(Stored entries)
********
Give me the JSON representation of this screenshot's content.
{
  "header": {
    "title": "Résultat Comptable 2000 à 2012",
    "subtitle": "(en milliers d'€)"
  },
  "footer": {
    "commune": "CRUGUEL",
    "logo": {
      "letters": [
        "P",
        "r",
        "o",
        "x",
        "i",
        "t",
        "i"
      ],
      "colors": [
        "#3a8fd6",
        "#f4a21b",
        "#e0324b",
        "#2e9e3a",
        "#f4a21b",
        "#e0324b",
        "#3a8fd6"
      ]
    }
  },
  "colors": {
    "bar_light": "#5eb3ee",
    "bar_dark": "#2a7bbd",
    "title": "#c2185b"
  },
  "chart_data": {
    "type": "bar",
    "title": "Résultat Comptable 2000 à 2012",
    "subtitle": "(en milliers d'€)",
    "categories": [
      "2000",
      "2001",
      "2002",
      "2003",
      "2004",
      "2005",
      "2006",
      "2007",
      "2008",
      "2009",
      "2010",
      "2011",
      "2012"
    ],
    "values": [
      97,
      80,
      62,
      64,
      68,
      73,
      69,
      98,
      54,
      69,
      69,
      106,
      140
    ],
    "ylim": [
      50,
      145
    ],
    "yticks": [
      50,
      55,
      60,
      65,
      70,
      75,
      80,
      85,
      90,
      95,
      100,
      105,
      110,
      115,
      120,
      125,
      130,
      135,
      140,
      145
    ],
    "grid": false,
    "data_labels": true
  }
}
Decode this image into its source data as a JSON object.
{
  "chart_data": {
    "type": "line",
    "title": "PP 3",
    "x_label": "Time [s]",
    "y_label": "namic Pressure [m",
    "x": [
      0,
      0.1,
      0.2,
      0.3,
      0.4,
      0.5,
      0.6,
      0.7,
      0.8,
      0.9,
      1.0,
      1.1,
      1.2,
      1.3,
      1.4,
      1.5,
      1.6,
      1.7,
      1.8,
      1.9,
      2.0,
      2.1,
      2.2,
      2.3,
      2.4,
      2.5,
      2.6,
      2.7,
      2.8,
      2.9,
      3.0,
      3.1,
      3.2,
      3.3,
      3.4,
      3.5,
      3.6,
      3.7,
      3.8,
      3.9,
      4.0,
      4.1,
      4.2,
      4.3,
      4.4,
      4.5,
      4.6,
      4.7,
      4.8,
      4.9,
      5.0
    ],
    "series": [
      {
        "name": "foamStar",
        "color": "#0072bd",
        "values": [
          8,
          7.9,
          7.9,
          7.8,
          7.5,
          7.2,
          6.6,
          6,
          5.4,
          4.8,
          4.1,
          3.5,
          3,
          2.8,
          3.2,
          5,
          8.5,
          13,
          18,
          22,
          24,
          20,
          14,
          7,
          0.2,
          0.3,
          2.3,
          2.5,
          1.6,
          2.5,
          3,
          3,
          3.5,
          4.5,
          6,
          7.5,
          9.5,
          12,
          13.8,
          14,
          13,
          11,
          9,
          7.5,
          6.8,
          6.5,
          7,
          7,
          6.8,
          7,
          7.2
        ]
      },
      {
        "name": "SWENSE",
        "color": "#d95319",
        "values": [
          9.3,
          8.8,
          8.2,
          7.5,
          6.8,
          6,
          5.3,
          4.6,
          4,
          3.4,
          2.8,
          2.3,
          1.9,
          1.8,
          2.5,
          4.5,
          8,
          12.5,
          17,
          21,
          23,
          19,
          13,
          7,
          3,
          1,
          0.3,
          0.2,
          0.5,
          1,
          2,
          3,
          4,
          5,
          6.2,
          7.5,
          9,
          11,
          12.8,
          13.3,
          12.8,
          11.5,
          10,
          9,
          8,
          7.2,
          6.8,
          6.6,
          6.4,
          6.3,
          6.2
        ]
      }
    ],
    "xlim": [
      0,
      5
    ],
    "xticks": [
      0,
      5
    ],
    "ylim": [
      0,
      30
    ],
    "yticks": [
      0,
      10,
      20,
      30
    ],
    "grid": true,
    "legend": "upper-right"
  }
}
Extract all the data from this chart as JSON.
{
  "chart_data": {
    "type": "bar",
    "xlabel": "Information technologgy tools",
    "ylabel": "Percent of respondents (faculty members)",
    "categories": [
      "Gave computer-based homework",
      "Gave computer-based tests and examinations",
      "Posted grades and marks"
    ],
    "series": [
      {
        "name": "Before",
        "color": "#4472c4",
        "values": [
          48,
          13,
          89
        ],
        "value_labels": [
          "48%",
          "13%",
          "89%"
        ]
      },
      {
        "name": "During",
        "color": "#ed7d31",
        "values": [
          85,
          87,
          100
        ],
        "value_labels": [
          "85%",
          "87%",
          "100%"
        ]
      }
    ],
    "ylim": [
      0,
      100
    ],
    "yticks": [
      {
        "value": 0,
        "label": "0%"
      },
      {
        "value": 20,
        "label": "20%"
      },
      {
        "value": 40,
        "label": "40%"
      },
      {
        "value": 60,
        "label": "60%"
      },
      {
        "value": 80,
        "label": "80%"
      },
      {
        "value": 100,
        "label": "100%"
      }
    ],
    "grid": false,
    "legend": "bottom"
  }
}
********
* Given problem: Write out the whole listing again, exactly as it stands.

* Result for this task:
Give me the JSON representation of this screenshot's content.
{
  "header": {
    "title": "Résultat Comptable 2000 à 2012",
    "subtitle": "(en milliers d'€)"
  },
  "footer": {
    "commune": "CRUGUEL",
    "logo": {
      "letters": [
        "P",
        "r",
        "o",
        "x",
        "i",
        "t",
        "i"
      ],
      "colors": [
        "#3a8fd6",
        "#f4a21b",
        "#e0324b",
        "#2e9e3a",
        "#f4a21b",
        "#e0324b",
        "#3a8fd6"
      ]
    }
  },
  "colors": {
    "bar_light": "#5eb3ee",
    "bar_dark": "#2a7bbd",
    "title": "#c2185b"
  },
  "chart_data": {
    "type": "bar",
    "title": "Résultat Comptable 2000 à 2012",
    "subtitle": "(en milliers d'€)",
    "categories": [
      "2000",
      "2001",
      "2002",
      "2003",
      "2004",
      "2005",
      "2006",
      "2007",
      "2008",
      "2009",
      "2010",
      "2011",
      "2012"
    ],
    "values": [
      97,
      80,
      62,
      64,
      68,
      73,
      69,
      98,
      54,
      69,
      69,
      106,
      140
    ],
    "ylim": [
      50,
      145
    ],
    "yticks": [
      50,
      55,
      60,
      65,
      70,
      75,
      80,
      85,
      90,
      95,
      100,
      105,
      110,
      115,
      120,
      125,
      130,
      135,
      140,
      145
    ],
    "grid": false,
    "data_labels": true
  }
}
Decode this image into its source data as a JSON object.
{
  "chart_data": {
    "type": "line",
    "title": "PP 3",
    "x_label": "Time [s]",
    "y_label": "namic Pressure [m",
    "x": [
      0,
      0.1,
      0.2,
      0.3,
      0.4,
      0.5,
      0.6,
      0.7,
      0.8,
      0.9,
      1.0,
      1.1,
      1.2,
      1.3,
      1.4,
      1.5,
      1.6,
      1.7,
      1.8,
      1.9,
      2.0,
      2.1,
      2.2,
      2.3,
      2.4,
      2.5,
      2.6,
      2.7,
      2.8,
      2.9,
      3.0,
      3.1,
      3.2,
      3.3,
      3.4,
      3.5,
      3.6,
      3.7,
      3.8,
      3.9,
      4.0,
      4.1,
      4.2,
      4.3,
      4.4,
      4.5,
      4.6,
      4.7,
      4.8,
      4.9,
      5.0
    ],
    "series": [
      {
        "name": "foamStar",
        "color": "#0072bd",
        "values": [
          8,
          7.9,
          7.9,
          7.8,
          7.5,
          7.2,
          6.6,
          6,
          5.4,
          4.8,
          4.1,
          3.5,
          3,
          2.8,
          3.2,
          5,
          8.5,
          13,
          18,
          22,
          24,
          20,
          14,
          7,
          0.2,
          0.3,
          2.3,
          2.5,
          1.6,
          2.5,
          3,
          3,
          3.5,
          4.5,
          6,
          7.5,
          9.5,
          12,
          13.8,
          14,
          13,
          11,
          9,
          7.5,
          6.8,
          6.5,
          7,
          7,
          6.8,
          7,
          7.2
        ]
      },
      {
        "name": "SWENSE",
        "color": "#d95319",
        "values": [
          9.3,
          8.8,
          8.2,
          7.5,
          6.8,
          6,
          5.3,
          4.6,
          4,
          3.4,
          2.8,
          2.3,
          1.9,
          1.8,
          2.5,
          4.5,
          8,
          12.5,
          17,
          21,
          23,
          19,
          13,
          7,
          3,
          1,
          0.3,
          0.2,
          0.5,
          1,
          2,
          3,
          4,
          5,
          6.2,
          7.5,
          9,
          11,
          12.8,
          13.3,
          12.8,
          11.5,
          10,
          9,
          8,
          7.2,
          6.8,
          6.6,
          6.4,
          6.3,
          6.2
        ]
      }
    ],
    "xlim": [
      0,
      5
    ],
    "xticks": [
      0,
      5
    ],
    "ylim": [
      0,
      30
    ],
    "yticks": [
      0,
      10,
      20,
      30
    ],
    "grid": true,
    "legend": "upper-right"
  }
}
Extract all the data from this chart as JSON.
{
  "chart_data": {
    "type": "bar",
    "xlabel": "Information technologgy tools",
    "ylabel": "Percent of respondents (faculty members)",
    "categories": [
      "Gave computer-based homework",
      "Gave computer-based tests and examinations",
      "Posted grades and marks"
    ],
    "series": [
      {
        "name": "Before",
        "color": "#4472c4",
        "values": [
          48,
          13,
          89
        ],
        "value_labels": [
          "48%",
          "13%",
          "89%"
        ]
      },
      {
        "name": "During",
        "color": "#ed7d31",
        "values": [
          85,
          87,
          100
        ],
        "value_labels": [
          "85%",
          "87%",
          "100%"
        ]
      }
    ],
    "ylim": [
      0,
      100
    ],
    "yticks": [
      {
        "value": 0,
        "label": "0%"
      },
      {
        "value": 20,
        "label": "20%"
      },
      {
        "value": 40,
        "label": "40%"
      },
      {
        "value": 60,
        "label": "60%"
      },
      {
        "value": 80,
        "label": "80%"
      },
      {
        "value": 100,
        "label": "100%"
      }
    ],
    "grid": false,
    "legend": "bottom"
  }
}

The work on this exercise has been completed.